▶ _Your task_
Without the pictures, output the records below word for word.
=== Extracted material ===
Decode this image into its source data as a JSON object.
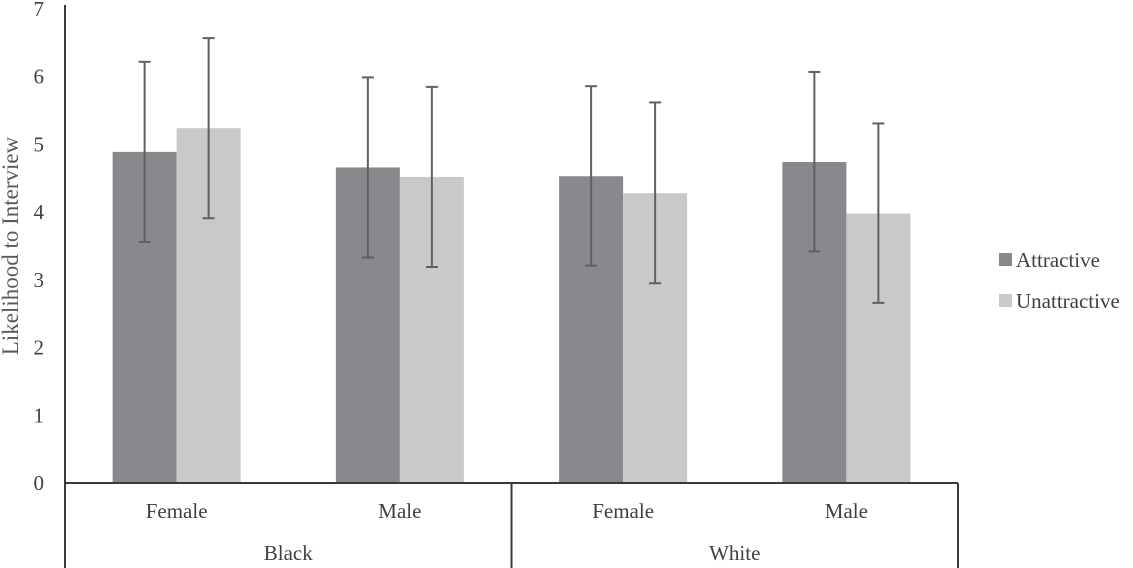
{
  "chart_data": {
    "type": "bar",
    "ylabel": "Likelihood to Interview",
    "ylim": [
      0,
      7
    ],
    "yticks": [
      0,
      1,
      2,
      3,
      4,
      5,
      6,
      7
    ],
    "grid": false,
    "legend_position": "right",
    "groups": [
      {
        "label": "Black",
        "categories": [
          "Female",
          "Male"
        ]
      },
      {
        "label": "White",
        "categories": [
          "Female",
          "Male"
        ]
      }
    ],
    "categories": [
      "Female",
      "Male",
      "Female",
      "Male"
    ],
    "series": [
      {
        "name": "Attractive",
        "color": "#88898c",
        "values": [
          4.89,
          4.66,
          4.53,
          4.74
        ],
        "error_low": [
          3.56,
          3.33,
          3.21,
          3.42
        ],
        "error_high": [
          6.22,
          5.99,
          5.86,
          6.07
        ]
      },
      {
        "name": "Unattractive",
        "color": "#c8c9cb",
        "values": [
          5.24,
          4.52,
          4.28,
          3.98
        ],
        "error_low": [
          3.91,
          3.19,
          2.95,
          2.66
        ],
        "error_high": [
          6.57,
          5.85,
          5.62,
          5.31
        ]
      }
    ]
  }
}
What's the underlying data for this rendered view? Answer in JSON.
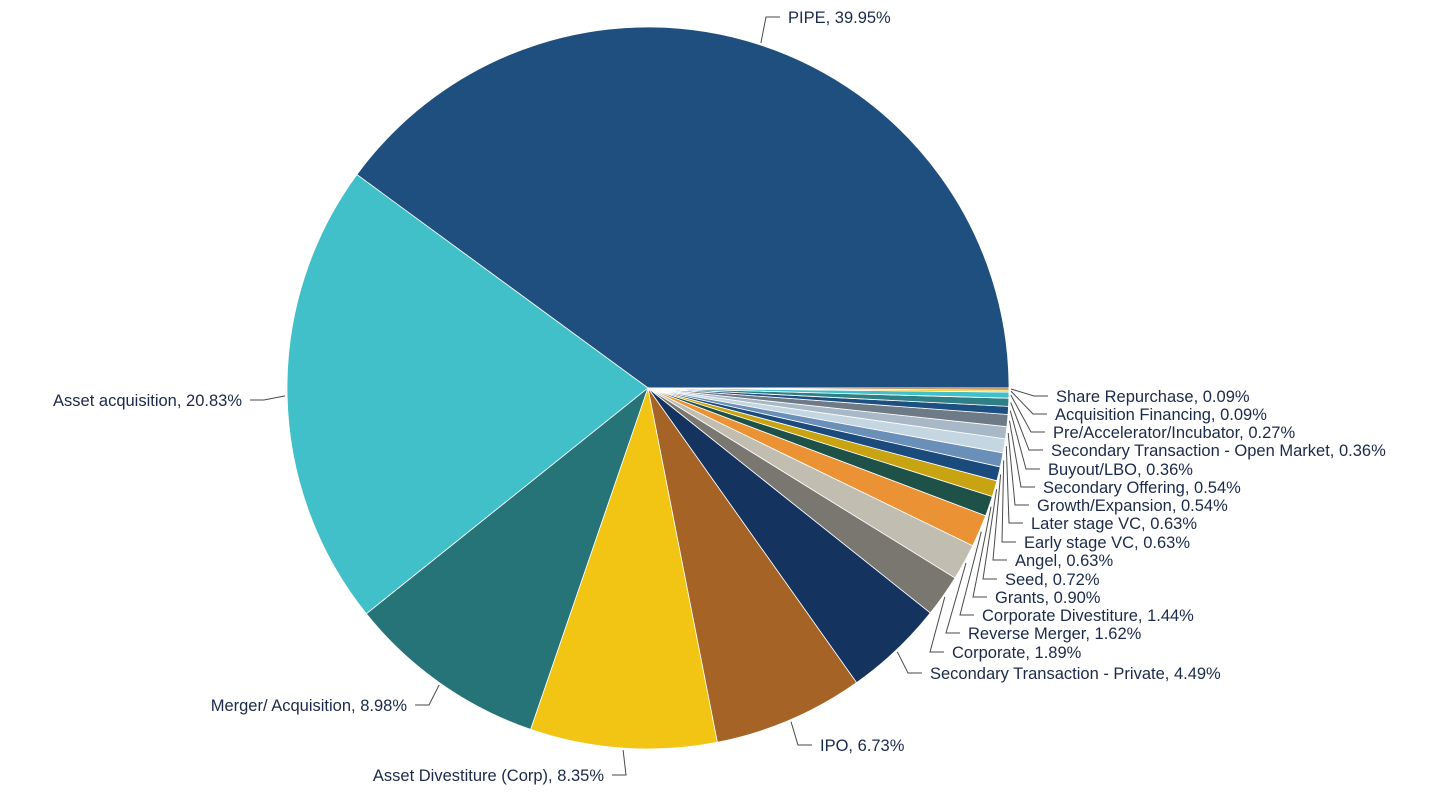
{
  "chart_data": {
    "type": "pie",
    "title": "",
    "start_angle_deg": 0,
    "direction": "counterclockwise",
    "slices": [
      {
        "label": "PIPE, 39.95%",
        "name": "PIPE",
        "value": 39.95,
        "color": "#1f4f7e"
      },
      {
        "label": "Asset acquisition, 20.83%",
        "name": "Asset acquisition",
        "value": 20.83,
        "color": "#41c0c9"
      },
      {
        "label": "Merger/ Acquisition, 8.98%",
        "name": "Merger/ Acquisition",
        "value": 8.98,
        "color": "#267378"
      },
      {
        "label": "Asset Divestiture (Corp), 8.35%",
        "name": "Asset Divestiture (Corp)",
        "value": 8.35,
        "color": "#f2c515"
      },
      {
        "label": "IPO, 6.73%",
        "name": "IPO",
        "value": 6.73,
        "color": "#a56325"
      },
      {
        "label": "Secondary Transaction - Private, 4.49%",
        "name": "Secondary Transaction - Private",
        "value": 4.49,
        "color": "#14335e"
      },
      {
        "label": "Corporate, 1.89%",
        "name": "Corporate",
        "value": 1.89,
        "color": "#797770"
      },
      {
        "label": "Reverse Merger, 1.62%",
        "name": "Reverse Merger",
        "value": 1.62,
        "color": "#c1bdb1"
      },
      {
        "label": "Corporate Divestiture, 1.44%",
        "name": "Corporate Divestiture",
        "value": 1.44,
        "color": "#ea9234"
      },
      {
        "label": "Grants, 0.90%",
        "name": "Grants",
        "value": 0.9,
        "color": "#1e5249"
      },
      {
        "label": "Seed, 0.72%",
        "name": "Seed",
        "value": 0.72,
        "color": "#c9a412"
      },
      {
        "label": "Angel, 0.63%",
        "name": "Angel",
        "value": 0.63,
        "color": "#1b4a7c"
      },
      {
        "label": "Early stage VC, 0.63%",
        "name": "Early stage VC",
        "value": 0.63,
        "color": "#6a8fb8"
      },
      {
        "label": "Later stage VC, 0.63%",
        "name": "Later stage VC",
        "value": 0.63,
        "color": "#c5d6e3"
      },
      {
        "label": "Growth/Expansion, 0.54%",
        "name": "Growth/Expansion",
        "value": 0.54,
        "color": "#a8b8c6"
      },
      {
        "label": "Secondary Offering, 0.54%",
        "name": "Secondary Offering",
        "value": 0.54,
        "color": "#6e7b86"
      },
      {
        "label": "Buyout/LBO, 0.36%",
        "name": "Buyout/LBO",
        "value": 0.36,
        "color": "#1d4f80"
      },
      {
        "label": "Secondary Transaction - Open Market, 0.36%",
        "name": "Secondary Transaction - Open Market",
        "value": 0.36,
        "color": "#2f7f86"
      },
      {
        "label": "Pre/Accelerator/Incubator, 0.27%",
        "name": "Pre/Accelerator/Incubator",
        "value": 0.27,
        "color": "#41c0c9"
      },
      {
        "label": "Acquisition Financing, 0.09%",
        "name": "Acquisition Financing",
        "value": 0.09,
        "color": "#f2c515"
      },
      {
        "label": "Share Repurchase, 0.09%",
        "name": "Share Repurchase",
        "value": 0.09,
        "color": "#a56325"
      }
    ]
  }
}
===
▶ _Problem solution_
Decode this image into its source data as a JSON object.
{
  "chart_data": {
    "type": "bar",
    "ylabel": "Likelihood to Interview",
    "ylim": [
      0,
      7
    ],
    "yticks": [
      0,
      1,
      2,
      3,
      4,
      5,
      6,
      7
    ],
    "grid": false,
    "legend_position": "right",
    "groups": [
      {
        "label": "Black",
        "categories": [
          "Female",
          "Male"
        ]
      },
      {
        "label": "White",
        "categories": [
          "Female",
          "Male"
        ]
      }
    ],
    "categories": [
      "Female",
      "Male",
      "Female",
      "Male"
    ],
    "series": [
      {
        "name": "Attractive",
        "color": "#88898c",
        "values": [
          4.89,
          4.66,
          4.53,
          4.74
        ],
        "error_low": [
          3.56,
          3.33,
          3.21,
          3.42
        ],
        "error_high": [
          6.22,
          5.99,
          5.86,
          6.07
        ]
      },
      {
        "name": "Unattractive",
        "color": "#c8c9cb",
        "values": [
          5.24,
          4.52,
          4.28,
          3.98
        ],
        "error_low": [
          3.91,
          3.19,
          2.95,
          2.66
        ],
        "error_high": [
          6.57,
          5.85,
          5.62,
          5.31
        ]
      }
    ]
  }
}
What's the underlying data for this rendered view? Answer in JSON.
{
  "chart_data": {
    "type": "pie",
    "title": "",
    "start_angle_deg": 0,
    "direction": "counterclockwise",
    "slices": [
      {
        "label": "PIPE, 39.95%",
        "name": "PIPE",
        "value": 39.95,
        "color": "#1f4f7e"
      },
      {
        "label": "Asset acquisition, 20.83%",
        "name": "Asset acquisition",
        "value": 20.83,
        "color": "#41c0c9"
      },
      {
        "label": "Merger/ Acquisition, 8.98%",
        "name": "Merger/ Acquisition",
        "value": 8.98,
        "color": "#267378"
      },
      {
        "label": "Asset Divestiture (Corp), 8.35%",
        "name": "Asset Divestiture (Corp)",
        "value": 8.35,
        "color": "#f2c515"
      },
      {
        "label": "IPO, 6.73%",
        "name": "IPO",
        "value": 6.73,
        "color": "#a56325"
      },
      {
        "label": "Secondary Transaction - Private, 4.49%",
        "name": "Secondary Transaction - Private",
        "value": 4.49,
        "color": "#14335e"
      },
      {
        "label": "Corporate, 1.89%",
        "name": "Corporate",
        "value": 1.89,
        "color": "#797770"
      },
      {
        "label": "Reverse Merger, 1.62%",
        "name": "Reverse Merger",
        "value": 1.62,
        "color": "#c1bdb1"
      },
      {
        "label": "Corporate Divestiture, 1.44%",
        "name": "Corporate Divestiture",
        "value": 1.44,
        "color": "#ea9234"
      },
      {
        "label": "Grants, 0.90%",
        "name": "Grants",
        "value": 0.9,
        "color": "#1e5249"
      },
      {
        "label": "Seed, 0.72%",
        "name": "Seed",
        "value": 0.72,
        "color": "#c9a412"
      },
      {
        "label": "Angel, 0.63%",
        "name": "Angel",
        "value": 0.63,
        "color": "#1b4a7c"
      },
      {
        "label": "Early stage VC, 0.63%",
        "name": "Early stage VC",
        "value": 0.63,
        "color": "#6a8fb8"
      },
      {
        "label": "Later stage VC, 0.63%",
        "name": "Later stage VC",
        "value": 0.63,
        "color": "#c5d6e3"
      },
      {
        "label": "Growth/Expansion, 0.54%",
        "name": "Growth/Expansion",
        "value": 0.54,
        "color": "#a8b8c6"
      },
      {
        "label": "Secondary Offering, 0.54%",
        "name": "Secondary Offering",
        "value": 0.54,
        "color": "#6e7b86"
      },
      {
        "label": "Buyout/LBO, 0.36%",
        "name": "Buyout/LBO",
        "value": 0.36,
        "color": "#1d4f80"
      },
      {
        "label": "Secondary Transaction - Open Market, 0.36%",
        "name": "Secondary Transaction - Open Market",
        "value": 0.36,
        "color": "#2f7f86"
      },
      {
        "label": "Pre/Accelerator/Incubator, 0.27%",
        "name": "Pre/Accelerator/Incubator",
        "value": 0.27,
        "color": "#41c0c9"
      },
      {
        "label": "Acquisition Financing, 0.09%",
        "name": "Acquisition Financing",
        "value": 0.09,
        "color": "#f2c515"
      },
      {
        "label": "Share Repurchase, 0.09%",
        "name": "Share Repurchase",
        "value": 0.09,
        "color": "#a56325"
      }
    ]
  }
}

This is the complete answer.